(Excerpts from a figure dataset)
■ ■ ■ ■ ■

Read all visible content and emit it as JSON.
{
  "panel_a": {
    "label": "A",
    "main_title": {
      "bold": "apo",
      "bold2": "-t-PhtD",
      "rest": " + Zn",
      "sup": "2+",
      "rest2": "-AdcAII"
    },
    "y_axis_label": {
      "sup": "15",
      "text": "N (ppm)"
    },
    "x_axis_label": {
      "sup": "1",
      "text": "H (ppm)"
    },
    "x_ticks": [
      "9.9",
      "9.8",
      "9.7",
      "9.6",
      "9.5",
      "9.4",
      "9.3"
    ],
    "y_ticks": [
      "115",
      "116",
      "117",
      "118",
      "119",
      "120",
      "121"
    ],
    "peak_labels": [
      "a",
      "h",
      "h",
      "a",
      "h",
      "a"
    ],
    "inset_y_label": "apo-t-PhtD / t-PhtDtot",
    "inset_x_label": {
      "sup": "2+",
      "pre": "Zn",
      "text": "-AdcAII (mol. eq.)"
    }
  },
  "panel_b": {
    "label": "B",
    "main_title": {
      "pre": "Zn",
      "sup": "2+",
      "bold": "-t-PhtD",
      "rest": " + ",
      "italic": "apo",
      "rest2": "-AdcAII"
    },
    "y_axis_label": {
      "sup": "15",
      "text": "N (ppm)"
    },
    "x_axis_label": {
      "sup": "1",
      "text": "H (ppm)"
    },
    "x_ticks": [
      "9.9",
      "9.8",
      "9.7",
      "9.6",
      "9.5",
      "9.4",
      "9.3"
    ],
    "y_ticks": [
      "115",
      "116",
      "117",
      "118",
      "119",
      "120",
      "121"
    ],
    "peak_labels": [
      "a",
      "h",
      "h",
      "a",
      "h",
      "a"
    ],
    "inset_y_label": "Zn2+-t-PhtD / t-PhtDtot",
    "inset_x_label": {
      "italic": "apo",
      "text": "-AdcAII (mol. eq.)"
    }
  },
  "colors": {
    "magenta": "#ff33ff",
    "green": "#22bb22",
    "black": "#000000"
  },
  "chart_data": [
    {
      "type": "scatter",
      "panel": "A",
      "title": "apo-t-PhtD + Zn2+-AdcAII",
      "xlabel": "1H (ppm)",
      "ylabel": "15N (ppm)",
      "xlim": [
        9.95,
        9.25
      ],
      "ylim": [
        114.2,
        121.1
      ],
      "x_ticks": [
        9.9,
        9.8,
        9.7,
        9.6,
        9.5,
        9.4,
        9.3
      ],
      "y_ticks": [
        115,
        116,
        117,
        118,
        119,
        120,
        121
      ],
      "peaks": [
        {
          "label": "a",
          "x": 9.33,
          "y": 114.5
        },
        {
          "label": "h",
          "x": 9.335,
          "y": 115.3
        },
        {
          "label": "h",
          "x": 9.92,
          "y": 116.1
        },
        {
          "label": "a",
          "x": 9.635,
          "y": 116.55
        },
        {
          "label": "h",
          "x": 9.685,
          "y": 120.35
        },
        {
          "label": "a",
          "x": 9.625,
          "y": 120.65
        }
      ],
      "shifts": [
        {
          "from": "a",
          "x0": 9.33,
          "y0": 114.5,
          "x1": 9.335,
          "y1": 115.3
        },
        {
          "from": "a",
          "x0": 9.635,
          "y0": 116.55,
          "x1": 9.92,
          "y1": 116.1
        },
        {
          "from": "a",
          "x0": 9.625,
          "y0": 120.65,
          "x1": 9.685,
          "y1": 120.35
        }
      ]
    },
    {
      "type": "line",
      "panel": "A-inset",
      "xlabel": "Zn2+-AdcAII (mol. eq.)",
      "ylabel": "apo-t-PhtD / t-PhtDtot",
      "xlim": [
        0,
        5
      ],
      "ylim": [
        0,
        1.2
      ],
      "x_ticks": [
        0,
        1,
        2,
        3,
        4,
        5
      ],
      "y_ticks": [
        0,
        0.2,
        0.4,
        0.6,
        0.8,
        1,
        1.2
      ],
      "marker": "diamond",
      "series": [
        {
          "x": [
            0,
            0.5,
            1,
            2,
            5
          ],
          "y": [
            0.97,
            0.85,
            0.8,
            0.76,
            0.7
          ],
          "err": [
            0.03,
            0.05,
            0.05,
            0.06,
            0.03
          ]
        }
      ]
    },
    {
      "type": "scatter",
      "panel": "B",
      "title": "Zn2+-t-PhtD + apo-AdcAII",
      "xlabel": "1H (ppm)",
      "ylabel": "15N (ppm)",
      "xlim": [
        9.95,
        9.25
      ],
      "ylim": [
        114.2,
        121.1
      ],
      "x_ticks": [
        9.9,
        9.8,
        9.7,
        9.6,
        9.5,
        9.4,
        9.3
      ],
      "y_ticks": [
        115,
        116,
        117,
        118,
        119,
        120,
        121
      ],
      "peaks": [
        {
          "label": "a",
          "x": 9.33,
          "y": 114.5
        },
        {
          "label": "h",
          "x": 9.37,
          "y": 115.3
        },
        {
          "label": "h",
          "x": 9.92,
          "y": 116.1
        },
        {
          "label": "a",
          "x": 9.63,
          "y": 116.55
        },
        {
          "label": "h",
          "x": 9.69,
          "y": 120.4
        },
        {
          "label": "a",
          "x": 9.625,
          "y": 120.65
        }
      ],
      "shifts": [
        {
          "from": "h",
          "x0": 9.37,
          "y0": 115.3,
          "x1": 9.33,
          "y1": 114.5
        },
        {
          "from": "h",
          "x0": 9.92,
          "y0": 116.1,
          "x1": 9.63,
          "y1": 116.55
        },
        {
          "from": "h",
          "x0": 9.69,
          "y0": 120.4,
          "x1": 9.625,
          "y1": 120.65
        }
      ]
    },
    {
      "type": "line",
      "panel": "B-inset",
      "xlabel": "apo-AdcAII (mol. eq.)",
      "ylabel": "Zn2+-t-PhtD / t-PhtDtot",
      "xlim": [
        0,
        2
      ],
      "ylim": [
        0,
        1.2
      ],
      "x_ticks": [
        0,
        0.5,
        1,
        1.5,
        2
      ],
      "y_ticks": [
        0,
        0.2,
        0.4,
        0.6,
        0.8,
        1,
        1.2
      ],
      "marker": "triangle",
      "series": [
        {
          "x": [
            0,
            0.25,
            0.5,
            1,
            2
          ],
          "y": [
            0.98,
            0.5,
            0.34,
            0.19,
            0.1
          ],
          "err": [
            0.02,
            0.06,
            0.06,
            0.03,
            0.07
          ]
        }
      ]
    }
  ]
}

■ ■ ■ ■ ■

▸ Work instructions
Set every line of the listing down word for word.

▸ Exercise solution
Read all visible content and emit it as JSON.
{
  "panel_a": {
    "label": "A",
    "main_title": {
      "bold": "apo",
      "bold2": "-t-PhtD",
      "rest": " + Zn",
      "sup": "2+",
      "rest2": "-AdcAII"
    },
    "y_axis_label": {
      "sup": "15",
      "text": "N (ppm)"
    },
    "x_axis_label": {
      "sup": "1",
      "text": "H (ppm)"
    },
    "x_ticks": [
      "9.9",
      "9.8",
      "9.7",
      "9.6",
      "9.5",
      "9.4",
      "9.3"
    ],
    "y_ticks": [
      "115",
      "116",
      "117",
      "118",
      "119",
      "120",
      "121"
    ],
    "peak_labels": [
      "a",
      "h",
      "h",
      "a",
      "h",
      "a"
    ],
    "inset_y_label": "apo-t-PhtD / t-PhtDtot",
    "inset_x_label": {
      "sup": "2+",
      "pre": "Zn",
      "text": "-AdcAII (mol. eq.)"
    }
  },
  "panel_b": {
    "label": "B",
    "main_title": {
      "pre": "Zn",
      "sup": "2+",
      "bold": "-t-PhtD",
      "rest": " + ",
      "italic": "apo",
      "rest2": "-AdcAII"
    },
    "y_axis_label": {
      "sup": "15",
      "text": "N (ppm)"
    },
    "x_axis_label": {
      "sup": "1",
      "text": "H (ppm)"
    },
    "x_ticks": [
      "9.9",
      "9.8",
      "9.7",
      "9.6",
      "9.5",
      "9.4",
      "9.3"
    ],
    "y_ticks": [
      "115",
      "116",
      "117",
      "118",
      "119",
      "120",
      "121"
    ],
    "peak_labels": [
      "a",
      "h",
      "h",
      "a",
      "h",
      "a"
    ],
    "inset_y_label": "Zn2+-t-PhtD / t-PhtDtot",
    "inset_x_label": {
      "italic": "apo",
      "text": "-AdcAII (mol. eq.)"
    }
  },
  "colors": {
    "magenta": "#ff33ff",
    "green": "#22bb22",
    "black": "#000000"
  },
  "chart_data": [
    {
      "type": "scatter",
      "panel": "A",
      "title": "apo-t-PhtD + Zn2+-AdcAII",
      "xlabel": "1H (ppm)",
      "ylabel": "15N (ppm)",
      "xlim": [
        9.95,
        9.25
      ],
      "ylim": [
        114.2,
        121.1
      ],
      "x_ticks": [
        9.9,
        9.8,
        9.7,
        9.6,
        9.5,
        9.4,
        9.3
      ],
      "y_ticks": [
        115,
        116,
        117,
        118,
        119,
        120,
        121
      ],
      "peaks": [
        {
          "label": "a",
          "x": 9.33,
          "y": 114.5
        },
        {
          "label": "h",
          "x": 9.335,
          "y": 115.3
        },
        {
          "label": "h",
          "x": 9.92,
          "y": 116.1
        },
        {
          "label": "a",
          "x": 9.635,
          "y": 116.55
        },
        {
          "label": "h",
          "x": 9.685,
          "y": 120.35
        },
        {
          "label": "a",
          "x": 9.625,
          "y": 120.65
        }
      ],
      "shifts": [
        {
          "from": "a",
          "x0": 9.33,
          "y0": 114.5,
          "x1": 9.335,
          "y1": 115.3
        },
        {
          "from": "a",
          "x0": 9.635,
          "y0": 116.55,
          "x1": 9.92,
          "y1": 116.1
        },
        {
          "from": "a",
          "x0": 9.625,
          "y0": 120.65,
          "x1": 9.685,
          "y1": 120.35
        }
      ]
    },
    {
      "type": "line",
      "panel": "A-inset",
      "xlabel": "Zn2+-AdcAII (mol. eq.)",
      "ylabel": "apo-t-PhtD / t-PhtDtot",
      "xlim": [
        0,
        5
      ],
      "ylim": [
        0,
        1.2
      ],
      "x_ticks": [
        0,
        1,
        2,
        3,
        4,
        5
      ],
      "y_ticks": [
        0,
        0.2,
        0.4,
        0.6,
        0.8,
        1,
        1.2
      ],
      "marker": "diamond",
      "series": [
        {
          "x": [
            0,
            0.5,
            1,
            2,
            5
          ],
          "y": [
            0.97,
            0.85,
            0.8,
            0.76,
            0.7
          ],
          "err": [
            0.03,
            0.05,
            0.05,
            0.06,
            0.03
          ]
        }
      ]
    },
    {
      "type": "scatter",
      "panel": "B",
      "title": "Zn2+-t-PhtD + apo-AdcAII",
      "xlabel": "1H (ppm)",
      "ylabel": "15N (ppm)",
      "xlim": [
        9.95,
        9.25
      ],
      "ylim": [
        114.2,
        121.1
      ],
      "x_ticks": [
        9.9,
        9.8,
        9.7,
        9.6,
        9.5,
        9.4,
        9.3
      ],
      "y_ticks": [
        115,
        116,
        117,
        118,
        119,
        120,
        121
      ],
      "peaks": [
        {
          "label": "a",
          "x": 9.33,
          "y": 114.5
        },
        {
          "label": "h",
          "x": 9.37,
          "y": 115.3
        },
        {
          "label": "h",
          "x": 9.92,
          "y": 116.1
        },
        {
          "label": "a",
          "x": 9.63,
          "y": 116.55
        },
        {
          "label": "h",
          "x": 9.69,
          "y": 120.4
        },
        {
          "label": "a",
          "x": 9.625,
          "y": 120.65
        }
      ],
      "shifts": [
        {
          "from": "h",
          "x0": 9.37,
          "y0": 115.3,
          "x1": 9.33,
          "y1": 114.5
        },
        {
          "from": "h",
          "x0": 9.92,
          "y0": 116.1,
          "x1": 9.63,
          "y1": 116.55
        },
        {
          "from": "h",
          "x0": 9.69,
          "y0": 120.4,
          "x1": 9.625,
          "y1": 120.65
        }
      ]
    },
    {
      "type": "line",
      "panel": "B-inset",
      "xlabel": "apo-AdcAII (mol. eq.)",
      "ylabel": "Zn2+-t-PhtD / t-PhtDtot",
      "xlim": [
        0,
        2
      ],
      "ylim": [
        0,
        1.2
      ],
      "x_ticks": [
        0,
        0.5,
        1,
        1.5,
        2
      ],
      "y_ticks": [
        0,
        0.2,
        0.4,
        0.6,
        0.8,
        1,
        1.2
      ],
      "marker": "triangle",
      "series": [
        {
          "x": [
            0,
            0.25,
            0.5,
            1,
            2
          ],
          "y": [
            0.98,
            0.5,
            0.34,
            0.19,
            0.1
          ],
          "err": [
            0.02,
            0.06,
            0.06,
            0.03,
            0.07
          ]
        }
      ]
    }
  ]
}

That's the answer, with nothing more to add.